TASK OBJECTIVE: Reproduce each record below exactly as written.

[Dataset items]
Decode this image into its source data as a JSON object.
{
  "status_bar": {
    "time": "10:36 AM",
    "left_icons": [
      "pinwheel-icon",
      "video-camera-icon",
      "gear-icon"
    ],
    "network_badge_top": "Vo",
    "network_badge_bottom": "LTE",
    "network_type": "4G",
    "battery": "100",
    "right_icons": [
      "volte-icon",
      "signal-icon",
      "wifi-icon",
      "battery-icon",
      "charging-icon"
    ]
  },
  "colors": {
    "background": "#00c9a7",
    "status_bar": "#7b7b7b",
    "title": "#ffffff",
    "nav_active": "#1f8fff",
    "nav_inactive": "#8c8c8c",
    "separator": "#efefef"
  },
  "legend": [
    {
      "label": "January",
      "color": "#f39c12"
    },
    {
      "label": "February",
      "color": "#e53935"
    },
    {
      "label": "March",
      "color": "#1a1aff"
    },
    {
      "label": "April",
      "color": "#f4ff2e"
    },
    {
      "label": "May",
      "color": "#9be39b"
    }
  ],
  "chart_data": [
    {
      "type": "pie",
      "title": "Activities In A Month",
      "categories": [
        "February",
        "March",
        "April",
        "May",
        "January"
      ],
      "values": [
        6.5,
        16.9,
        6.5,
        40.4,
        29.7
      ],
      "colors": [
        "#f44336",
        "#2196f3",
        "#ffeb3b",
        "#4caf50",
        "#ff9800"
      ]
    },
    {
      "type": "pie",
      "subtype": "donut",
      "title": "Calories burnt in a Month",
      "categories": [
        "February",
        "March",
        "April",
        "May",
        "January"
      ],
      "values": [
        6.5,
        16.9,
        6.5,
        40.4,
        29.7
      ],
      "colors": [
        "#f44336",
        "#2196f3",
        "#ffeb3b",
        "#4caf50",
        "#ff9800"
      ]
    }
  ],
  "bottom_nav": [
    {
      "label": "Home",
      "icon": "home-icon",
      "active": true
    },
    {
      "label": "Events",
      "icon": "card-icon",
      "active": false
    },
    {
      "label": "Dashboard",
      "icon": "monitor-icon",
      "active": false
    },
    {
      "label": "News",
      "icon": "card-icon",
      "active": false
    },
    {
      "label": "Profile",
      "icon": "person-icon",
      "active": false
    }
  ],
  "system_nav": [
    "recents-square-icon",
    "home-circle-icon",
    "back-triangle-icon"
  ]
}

ANSWER TO THE PROBLEM:
Decode this image into its source data as a JSON object.
{
  "status_bar": {
    "time": "10:36 AM",
    "left_icons": [
      "pinwheel-icon",
      "video-camera-icon",
      "gear-icon"
    ],
    "network_badge_top": "Vo",
    "network_badge_bottom": "LTE",
    "network_type": "4G",
    "battery": "100",
    "right_icons": [
      "volte-icon",
      "signal-icon",
      "wifi-icon",
      "battery-icon",
      "charging-icon"
    ]
  },
  "colors": {
    "background": "#00c9a7",
    "status_bar": "#7b7b7b",
    "title": "#ffffff",
    "nav_active": "#1f8fff",
    "nav_inactive": "#8c8c8c",
    "separator": "#efefef"
  },
  "legend": [
    {
      "label": "January",
      "color": "#f39c12"
    },
    {
      "label": "February",
      "color": "#e53935"
    },
    {
      "label": "March",
      "color": "#1a1aff"
    },
    {
      "label": "April",
      "color": "#f4ff2e"
    },
    {
      "label": "May",
      "color": "#9be39b"
    }
  ],
  "chart_data": [
    {
      "type": "pie",
      "title": "Activities In A Month",
      "categories": [
        "February",
        "March",
        "April",
        "May",
        "January"
      ],
      "values": [
        6.5,
        16.9,
        6.5,
        40.4,
        29.7
      ],
      "colors": [
        "#f44336",
        "#2196f3",
        "#ffeb3b",
        "#4caf50",
        "#ff9800"
      ]
    },
    {
      "type": "pie",
      "subtype": "donut",
      "title": "Calories burnt in a Month",
      "categories": [
        "February",
        "March",
        "April",
        "May",
        "January"
      ],
      "values": [
        6.5,
        16.9,
        6.5,
        40.4,
        29.7
      ],
      "colors": [
        "#f44336",
        "#2196f3",
        "#ffeb3b",
        "#4caf50",
        "#ff9800"
      ]
    }
  ],
  "bottom_nav": [
    {
      "label": "Home",
      "icon": "home-icon",
      "active": true
    },
    {
      "label": "Events",
      "icon": "card-icon",
      "active": false
    },
    {
      "label": "Dashboard",
      "icon": "monitor-icon",
      "active": false
    },
    {
      "label": "News",
      "icon": "card-icon",
      "active": false
    },
    {
      "label": "Profile",
      "icon": "person-icon",
      "active": false
    }
  ],
  "system_nav": [
    "recents-square-icon",
    "home-circle-icon",
    "back-triangle-icon"
  ]
}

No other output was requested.